◆ **THE PROBLEM**: Write the records out again, keeping each line exactly as it is.

◆ **DATASET EXCERPTS**:
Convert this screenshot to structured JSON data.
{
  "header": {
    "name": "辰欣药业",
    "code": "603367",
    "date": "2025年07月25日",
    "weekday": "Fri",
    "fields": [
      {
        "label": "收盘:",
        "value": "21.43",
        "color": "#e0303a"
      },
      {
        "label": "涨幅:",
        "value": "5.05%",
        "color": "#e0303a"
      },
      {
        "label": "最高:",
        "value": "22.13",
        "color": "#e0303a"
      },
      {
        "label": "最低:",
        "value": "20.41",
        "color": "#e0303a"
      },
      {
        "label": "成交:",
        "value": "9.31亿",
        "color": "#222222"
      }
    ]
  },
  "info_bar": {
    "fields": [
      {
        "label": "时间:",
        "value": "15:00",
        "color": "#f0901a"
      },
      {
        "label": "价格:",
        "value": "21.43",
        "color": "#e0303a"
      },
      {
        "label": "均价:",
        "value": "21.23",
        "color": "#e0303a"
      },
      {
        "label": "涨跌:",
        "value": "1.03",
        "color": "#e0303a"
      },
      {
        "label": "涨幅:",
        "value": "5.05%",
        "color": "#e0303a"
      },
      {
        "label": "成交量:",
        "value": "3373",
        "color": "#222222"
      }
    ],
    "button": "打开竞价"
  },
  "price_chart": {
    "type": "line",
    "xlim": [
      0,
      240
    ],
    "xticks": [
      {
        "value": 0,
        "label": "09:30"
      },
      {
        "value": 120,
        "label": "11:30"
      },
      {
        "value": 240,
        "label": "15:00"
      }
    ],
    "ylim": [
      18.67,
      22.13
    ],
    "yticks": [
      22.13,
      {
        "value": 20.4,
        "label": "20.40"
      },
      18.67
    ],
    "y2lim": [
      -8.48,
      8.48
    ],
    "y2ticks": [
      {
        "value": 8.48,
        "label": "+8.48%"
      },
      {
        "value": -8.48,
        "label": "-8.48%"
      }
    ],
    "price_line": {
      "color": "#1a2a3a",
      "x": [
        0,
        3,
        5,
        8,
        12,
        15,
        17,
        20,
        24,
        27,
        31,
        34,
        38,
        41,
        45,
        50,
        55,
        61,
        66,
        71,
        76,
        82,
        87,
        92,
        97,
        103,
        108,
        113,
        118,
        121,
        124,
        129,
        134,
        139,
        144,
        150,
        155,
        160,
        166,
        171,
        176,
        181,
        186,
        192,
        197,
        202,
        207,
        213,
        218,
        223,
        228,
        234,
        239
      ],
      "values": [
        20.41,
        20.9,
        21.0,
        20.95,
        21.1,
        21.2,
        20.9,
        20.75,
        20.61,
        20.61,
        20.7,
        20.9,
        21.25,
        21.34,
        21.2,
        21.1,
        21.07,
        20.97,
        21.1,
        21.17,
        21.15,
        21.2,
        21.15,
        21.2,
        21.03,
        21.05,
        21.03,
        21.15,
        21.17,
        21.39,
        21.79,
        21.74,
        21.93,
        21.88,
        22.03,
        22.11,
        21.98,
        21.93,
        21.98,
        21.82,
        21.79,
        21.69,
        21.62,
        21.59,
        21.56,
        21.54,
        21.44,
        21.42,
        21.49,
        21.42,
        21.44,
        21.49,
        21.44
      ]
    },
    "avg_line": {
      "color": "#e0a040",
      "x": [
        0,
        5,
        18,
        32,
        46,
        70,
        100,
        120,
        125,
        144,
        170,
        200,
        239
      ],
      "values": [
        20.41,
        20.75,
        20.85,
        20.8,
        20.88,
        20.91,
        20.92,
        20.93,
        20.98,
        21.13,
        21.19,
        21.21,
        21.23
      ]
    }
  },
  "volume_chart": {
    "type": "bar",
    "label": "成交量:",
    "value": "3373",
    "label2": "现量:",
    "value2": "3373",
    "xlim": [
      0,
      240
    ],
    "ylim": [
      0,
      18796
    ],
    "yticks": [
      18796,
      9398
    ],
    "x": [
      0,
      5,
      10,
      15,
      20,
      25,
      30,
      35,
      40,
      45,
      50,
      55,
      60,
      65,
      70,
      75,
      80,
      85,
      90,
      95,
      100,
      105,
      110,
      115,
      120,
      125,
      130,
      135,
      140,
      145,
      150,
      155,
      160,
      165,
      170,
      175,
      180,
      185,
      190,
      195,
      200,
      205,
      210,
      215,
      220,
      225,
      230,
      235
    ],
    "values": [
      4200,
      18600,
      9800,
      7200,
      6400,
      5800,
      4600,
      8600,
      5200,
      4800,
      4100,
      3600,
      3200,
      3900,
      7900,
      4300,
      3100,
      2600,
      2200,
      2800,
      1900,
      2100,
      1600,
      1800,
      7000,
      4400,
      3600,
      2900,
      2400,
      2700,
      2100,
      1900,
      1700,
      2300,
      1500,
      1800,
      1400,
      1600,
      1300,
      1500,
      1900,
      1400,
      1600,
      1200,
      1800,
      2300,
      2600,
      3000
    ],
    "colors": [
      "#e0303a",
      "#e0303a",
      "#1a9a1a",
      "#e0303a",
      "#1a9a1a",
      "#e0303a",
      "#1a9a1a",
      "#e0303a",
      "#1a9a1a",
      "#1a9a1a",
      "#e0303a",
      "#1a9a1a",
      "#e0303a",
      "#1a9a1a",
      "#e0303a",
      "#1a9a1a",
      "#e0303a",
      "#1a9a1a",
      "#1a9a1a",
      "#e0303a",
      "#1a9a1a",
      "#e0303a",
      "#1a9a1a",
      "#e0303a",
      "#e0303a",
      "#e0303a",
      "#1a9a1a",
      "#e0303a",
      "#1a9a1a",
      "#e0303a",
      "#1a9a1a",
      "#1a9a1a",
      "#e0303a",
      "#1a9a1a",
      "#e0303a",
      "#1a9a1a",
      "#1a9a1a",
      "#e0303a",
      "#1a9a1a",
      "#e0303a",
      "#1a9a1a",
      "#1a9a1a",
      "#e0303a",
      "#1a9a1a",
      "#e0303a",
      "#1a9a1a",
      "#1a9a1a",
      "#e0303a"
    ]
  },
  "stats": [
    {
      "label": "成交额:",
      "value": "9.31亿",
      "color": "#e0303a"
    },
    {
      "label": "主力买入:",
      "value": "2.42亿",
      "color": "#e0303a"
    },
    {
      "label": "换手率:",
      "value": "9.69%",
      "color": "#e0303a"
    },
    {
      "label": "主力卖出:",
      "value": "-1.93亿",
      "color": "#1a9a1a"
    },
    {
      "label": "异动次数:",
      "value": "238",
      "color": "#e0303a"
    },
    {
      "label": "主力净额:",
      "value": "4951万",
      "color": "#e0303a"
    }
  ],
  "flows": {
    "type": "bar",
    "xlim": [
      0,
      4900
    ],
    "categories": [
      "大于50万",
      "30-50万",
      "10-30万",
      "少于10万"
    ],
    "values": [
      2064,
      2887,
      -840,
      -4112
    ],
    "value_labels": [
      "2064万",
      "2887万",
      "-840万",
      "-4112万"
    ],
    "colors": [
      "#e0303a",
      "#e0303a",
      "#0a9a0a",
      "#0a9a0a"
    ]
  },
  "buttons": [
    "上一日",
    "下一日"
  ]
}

◆ **ANSWER FOR THIS EXERCISE**:
Convert this screenshot to structured JSON data.
{
  "header": {
    "name": "辰欣药业",
    "code": "603367",
    "date": "2025年07月25日",
    "weekday": "Fri",
    "fields": [
      {
        "label": "收盘:",
        "value": "21.43",
        "color": "#e0303a"
      },
      {
        "label": "涨幅:",
        "value": "5.05%",
        "color": "#e0303a"
      },
      {
        "label": "最高:",
        "value": "22.13",
        "color": "#e0303a"
      },
      {
        "label": "最低:",
        "value": "20.41",
        "color": "#e0303a"
      },
      {
        "label": "成交:",
        "value": "9.31亿",
        "color": "#222222"
      }
    ]
  },
  "info_bar": {
    "fields": [
      {
        "label": "时间:",
        "value": "15:00",
        "color": "#f0901a"
      },
      {
        "label": "价格:",
        "value": "21.43",
        "color": "#e0303a"
      },
      {
        "label": "均价:",
        "value": "21.23",
        "color": "#e0303a"
      },
      {
        "label": "涨跌:",
        "value": "1.03",
        "color": "#e0303a"
      },
      {
        "label": "涨幅:",
        "value": "5.05%",
        "color": "#e0303a"
      },
      {
        "label": "成交量:",
        "value": "3373",
        "color": "#222222"
      }
    ],
    "button": "打开竞价"
  },
  "price_chart": {
    "type": "line",
    "xlim": [
      0,
      240
    ],
    "xticks": [
      {
        "value": 0,
        "label": "09:30"
      },
      {
        "value": 120,
        "label": "11:30"
      },
      {
        "value": 240,
        "label": "15:00"
      }
    ],
    "ylim": [
      18.67,
      22.13
    ],
    "yticks": [
      22.13,
      {
        "value": 20.4,
        "label": "20.40"
      },
      18.67
    ],
    "y2lim": [
      -8.48,
      8.48
    ],
    "y2ticks": [
      {
        "value": 8.48,
        "label": "+8.48%"
      },
      {
        "value": -8.48,
        "label": "-8.48%"
      }
    ],
    "price_line": {
      "color": "#1a2a3a",
      "x": [
        0,
        3,
        5,
        8,
        12,
        15,
        17,
        20,
        24,
        27,
        31,
        34,
        38,
        41,
        45,
        50,
        55,
        61,
        66,
        71,
        76,
        82,
        87,
        92,
        97,
        103,
        108,
        113,
        118,
        121,
        124,
        129,
        134,
        139,
        144,
        150,
        155,
        160,
        166,
        171,
        176,
        181,
        186,
        192,
        197,
        202,
        207,
        213,
        218,
        223,
        228,
        234,
        239
      ],
      "values": [
        20.41,
        20.9,
        21.0,
        20.95,
        21.1,
        21.2,
        20.9,
        20.75,
        20.61,
        20.61,
        20.7,
        20.9,
        21.25,
        21.34,
        21.2,
        21.1,
        21.07,
        20.97,
        21.1,
        21.17,
        21.15,
        21.2,
        21.15,
        21.2,
        21.03,
        21.05,
        21.03,
        21.15,
        21.17,
        21.39,
        21.79,
        21.74,
        21.93,
        21.88,
        22.03,
        22.11,
        21.98,
        21.93,
        21.98,
        21.82,
        21.79,
        21.69,
        21.62,
        21.59,
        21.56,
        21.54,
        21.44,
        21.42,
        21.49,
        21.42,
        21.44,
        21.49,
        21.44
      ]
    },
    "avg_line": {
      "color": "#e0a040",
      "x": [
        0,
        5,
        18,
        32,
        46,
        70,
        100,
        120,
        125,
        144,
        170,
        200,
        239
      ],
      "values": [
        20.41,
        20.75,
        20.85,
        20.8,
        20.88,
        20.91,
        20.92,
        20.93,
        20.98,
        21.13,
        21.19,
        21.21,
        21.23
      ]
    }
  },
  "volume_chart": {
    "type": "bar",
    "label": "成交量:",
    "value": "3373",
    "label2": "现量:",
    "value2": "3373",
    "xlim": [
      0,
      240
    ],
    "ylim": [
      0,
      18796
    ],
    "yticks": [
      18796,
      9398
    ],
    "x": [
      0,
      5,
      10,
      15,
      20,
      25,
      30,
      35,
      40,
      45,
      50,
      55,
      60,
      65,
      70,
      75,
      80,
      85,
      90,
      95,
      100,
      105,
      110,
      115,
      120,
      125,
      130,
      135,
      140,
      145,
      150,
      155,
      160,
      165,
      170,
      175,
      180,
      185,
      190,
      195,
      200,
      205,
      210,
      215,
      220,
      225,
      230,
      235
    ],
    "values": [
      4200,
      18600,
      9800,
      7200,
      6400,
      5800,
      4600,
      8600,
      5200,
      4800,
      4100,
      3600,
      3200,
      3900,
      7900,
      4300,
      3100,
      2600,
      2200,
      2800,
      1900,
      2100,
      1600,
      1800,
      7000,
      4400,
      3600,
      2900,
      2400,
      2700,
      2100,
      1900,
      1700,
      2300,
      1500,
      1800,
      1400,
      1600,
      1300,
      1500,
      1900,
      1400,
      1600,
      1200,
      1800,
      2300,
      2600,
      3000
    ],
    "colors": [
      "#e0303a",
      "#e0303a",
      "#1a9a1a",
      "#e0303a",
      "#1a9a1a",
      "#e0303a",
      "#1a9a1a",
      "#e0303a",
      "#1a9a1a",
      "#1a9a1a",
      "#e0303a",
      "#1a9a1a",
      "#e0303a",
      "#1a9a1a",
      "#e0303a",
      "#1a9a1a",
      "#e0303a",
      "#1a9a1a",
      "#1a9a1a",
      "#e0303a",
      "#1a9a1a",
      "#e0303a",
      "#1a9a1a",
      "#e0303a",
      "#e0303a",
      "#e0303a",
      "#1a9a1a",
      "#e0303a",
      "#1a9a1a",
      "#e0303a",
      "#1a9a1a",
      "#1a9a1a",
      "#e0303a",
      "#1a9a1a",
      "#e0303a",
      "#1a9a1a",
      "#1a9a1a",
      "#e0303a",
      "#1a9a1a",
      "#e0303a",
      "#1a9a1a",
      "#1a9a1a",
      "#e0303a",
      "#1a9a1a",
      "#e0303a",
      "#1a9a1a",
      "#1a9a1a",
      "#e0303a"
    ]
  },
  "stats": [
    {
      "label": "成交额:",
      "value": "9.31亿",
      "color": "#e0303a"
    },
    {
      "label": "主力买入:",
      "value": "2.42亿",
      "color": "#e0303a"
    },
    {
      "label": "换手率:",
      "value": "9.69%",
      "color": "#e0303a"
    },
    {
      "label": "主力卖出:",
      "value": "-1.93亿",
      "color": "#1a9a1a"
    },
    {
      "label": "异动次数:",
      "value": "238",
      "color": "#e0303a"
    },
    {
      "label": "主力净额:",
      "value": "4951万",
      "color": "#e0303a"
    }
  ],
  "flows": {
    "type": "bar",
    "xlim": [
      0,
      4900
    ],
    "categories": [
      "大于50万",
      "30-50万",
      "10-30万",
      "少于10万"
    ],
    "values": [
      2064,
      2887,
      -840,
      -4112
    ],
    "value_labels": [
      "2064万",
      "2887万",
      "-840万",
      "-4112万"
    ],
    "colors": [
      "#e0303a",
      "#e0303a",
      "#0a9a0a",
      "#0a9a0a"
    ]
  },
  "buttons": [
    "上一日",
    "下一日"
  ]
}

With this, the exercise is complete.